Problem
Pictures stay out of the copy; set down each line of the listing below exactly.

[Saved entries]

━━━━

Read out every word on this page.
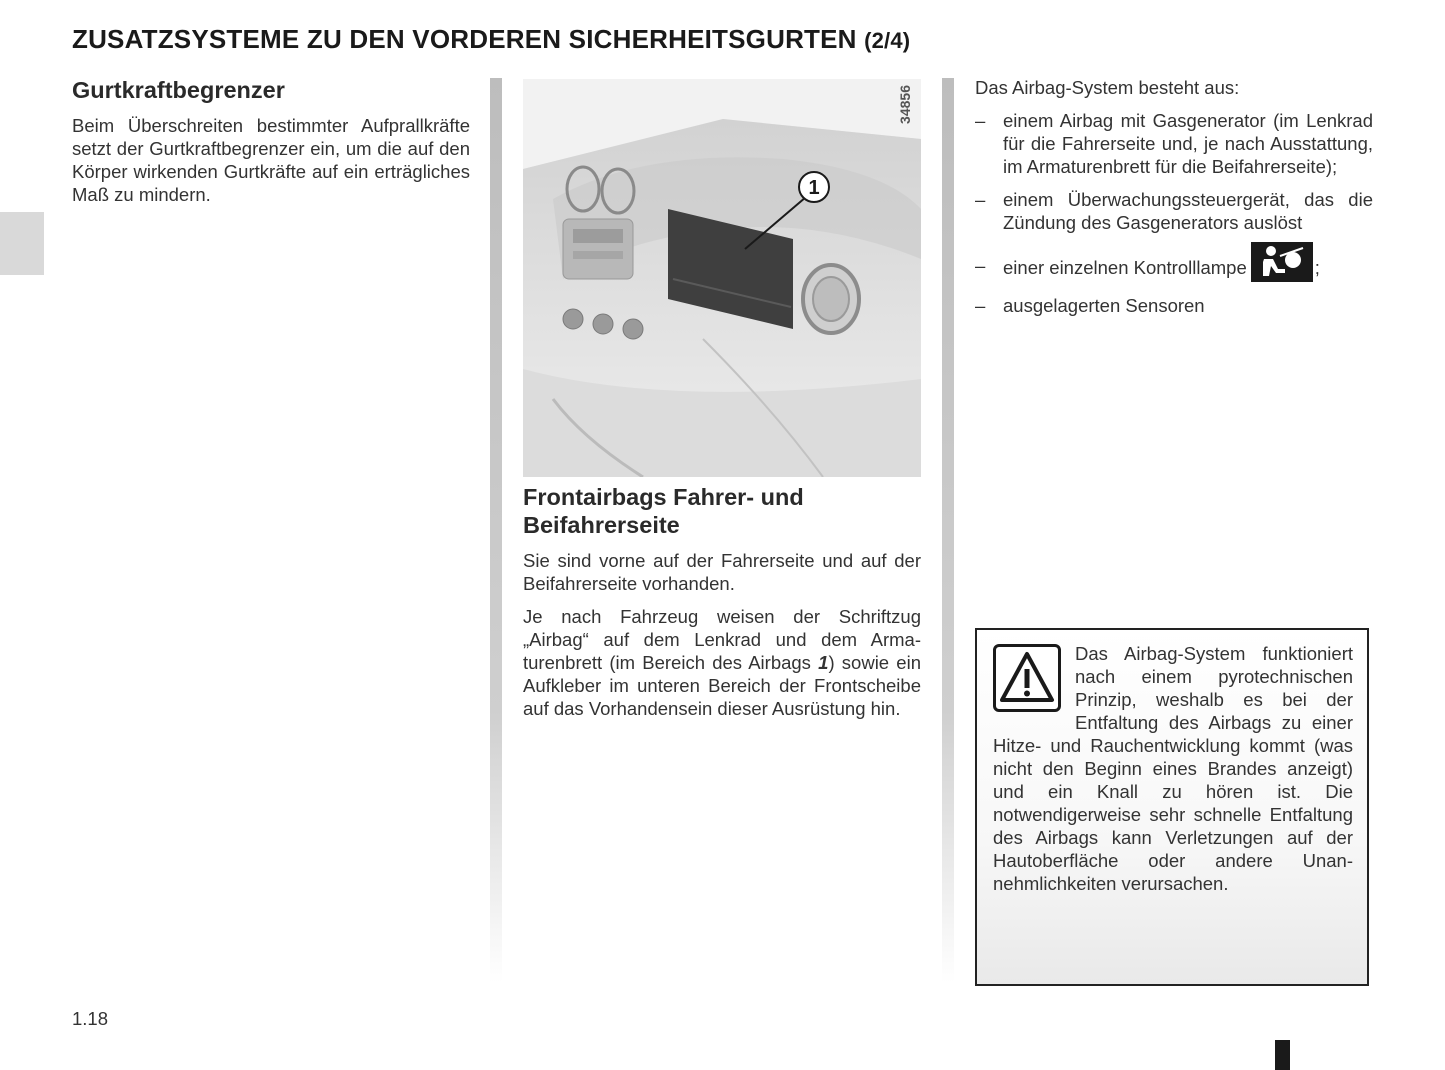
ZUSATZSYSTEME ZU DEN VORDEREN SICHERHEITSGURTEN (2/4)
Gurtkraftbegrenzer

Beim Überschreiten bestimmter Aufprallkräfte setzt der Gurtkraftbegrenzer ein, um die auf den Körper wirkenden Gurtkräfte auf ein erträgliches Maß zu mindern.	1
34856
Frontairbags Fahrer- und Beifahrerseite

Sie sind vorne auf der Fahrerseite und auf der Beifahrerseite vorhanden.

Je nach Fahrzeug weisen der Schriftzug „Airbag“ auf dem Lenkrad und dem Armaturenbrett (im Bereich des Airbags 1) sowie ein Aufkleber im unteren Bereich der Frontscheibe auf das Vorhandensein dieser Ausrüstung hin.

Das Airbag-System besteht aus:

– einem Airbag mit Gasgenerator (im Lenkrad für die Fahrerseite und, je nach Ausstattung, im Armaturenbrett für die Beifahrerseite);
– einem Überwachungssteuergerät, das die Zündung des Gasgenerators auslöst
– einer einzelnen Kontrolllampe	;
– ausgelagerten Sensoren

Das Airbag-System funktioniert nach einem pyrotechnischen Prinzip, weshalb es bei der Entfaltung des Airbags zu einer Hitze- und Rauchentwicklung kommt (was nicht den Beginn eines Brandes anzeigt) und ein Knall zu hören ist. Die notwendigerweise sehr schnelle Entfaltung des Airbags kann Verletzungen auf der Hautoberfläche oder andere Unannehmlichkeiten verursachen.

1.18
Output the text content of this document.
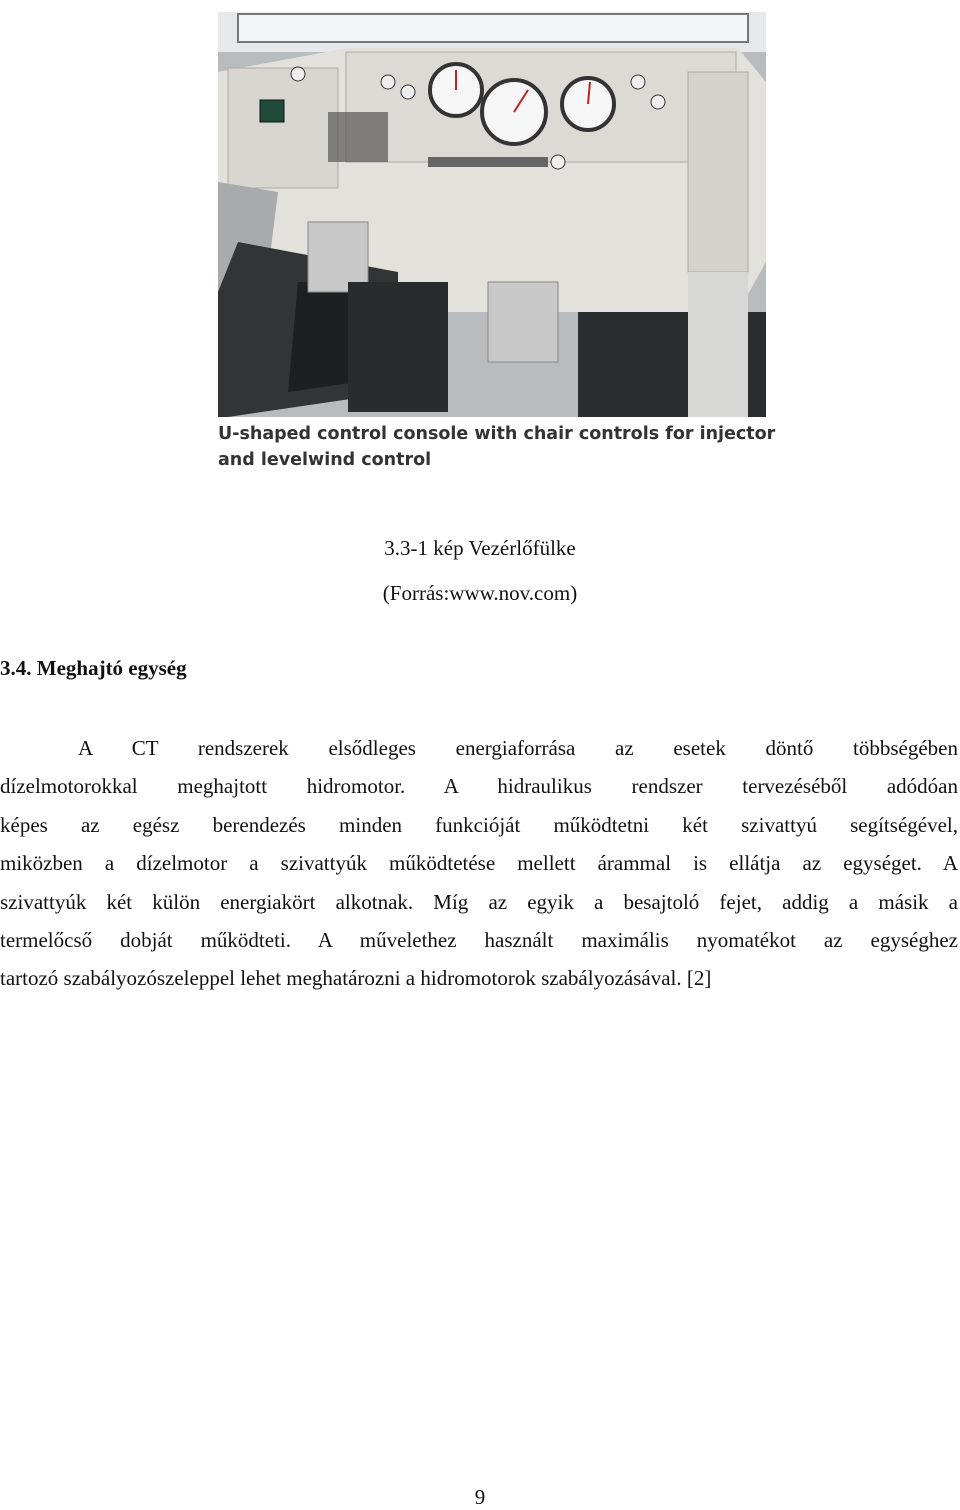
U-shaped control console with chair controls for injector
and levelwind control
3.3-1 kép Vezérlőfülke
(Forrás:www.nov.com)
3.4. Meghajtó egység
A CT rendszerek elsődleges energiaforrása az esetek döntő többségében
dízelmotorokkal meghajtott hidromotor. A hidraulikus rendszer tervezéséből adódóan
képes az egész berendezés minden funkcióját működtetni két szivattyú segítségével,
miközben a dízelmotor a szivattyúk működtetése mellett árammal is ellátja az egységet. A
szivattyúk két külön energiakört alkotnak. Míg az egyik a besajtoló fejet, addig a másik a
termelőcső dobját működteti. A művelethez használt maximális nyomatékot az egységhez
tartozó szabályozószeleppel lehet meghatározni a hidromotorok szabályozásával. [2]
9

━━━━

Output of the exercise
Read out every word on this page.
ZUSATZSYSTEME ZU DEN VORDEREN SICHERHEITSGURTEN (2/4)
Gurtkraftbegrenzer

Beim Überschreiten bestimmter Aufprallkräfte setzt der Gurtkraftbegrenzer ein, um die auf den Körper wirkenden Gurtkräfte auf ein erträgliches Maß zu mindern.	1
34856
Frontairbags Fahrer- und Beifahrerseite

Sie sind vorne auf der Fahrerseite und auf der Beifahrerseite vorhanden.

Je nach Fahrzeug weisen der Schriftzug „Airbag“ auf dem Lenkrad und dem Armaturenbrett (im Bereich des Airbags 1) sowie ein Aufkleber im unteren Bereich der Frontscheibe auf das Vorhandensein dieser Ausrüstung hin.

Das Airbag-System besteht aus:

– einem Airbag mit Gasgenerator (im Lenkrad für die Fahrerseite und, je nach Ausstattung, im Armaturenbrett für die Beifahrerseite);
– einem Überwachungssteuergerät, das die Zündung des Gasgenerators auslöst
– einer einzelnen Kontrolllampe	;
– ausgelagerten Sensoren

Das Airbag-System funktioniert nach einem pyrotechnischen Prinzip, weshalb es bei der Entfaltung des Airbags zu einer Hitze- und Rauchentwicklung kommt (was nicht den Beginn eines Brandes anzeigt) und ein Knall zu hören ist. Die notwendigerweise sehr schnelle Entfaltung des Airbags kann Verletzungen auf der Hautoberfläche oder andere Unannehmlichkeiten verursachen.

1.18
Output the text content of this document.
U-shaped control console with chair controls for injector
and levelwind control
3.3-1 kép Vezérlőfülke
(Forrás:www.nov.com)
3.4. Meghajtó egység
A CT rendszerek elsődleges energiaforrása az esetek döntő többségében
dízelmotorokkal meghajtott hidromotor. A hidraulikus rendszer tervezéséből adódóan
képes az egész berendezés minden funkcióját működtetni két szivattyú segítségével,
miközben a dízelmotor a szivattyúk működtetése mellett árammal is ellátja az egységet. A
szivattyúk két külön energiakört alkotnak. Míg az egyik a besajtoló fejet, addig a másik a
termelőcső dobját működteti. A művelethez használt maximális nyomatékot az egységhez
tartozó szabályozószeleppel lehet meghatározni a hidromotorok szabályozásával. [2]
9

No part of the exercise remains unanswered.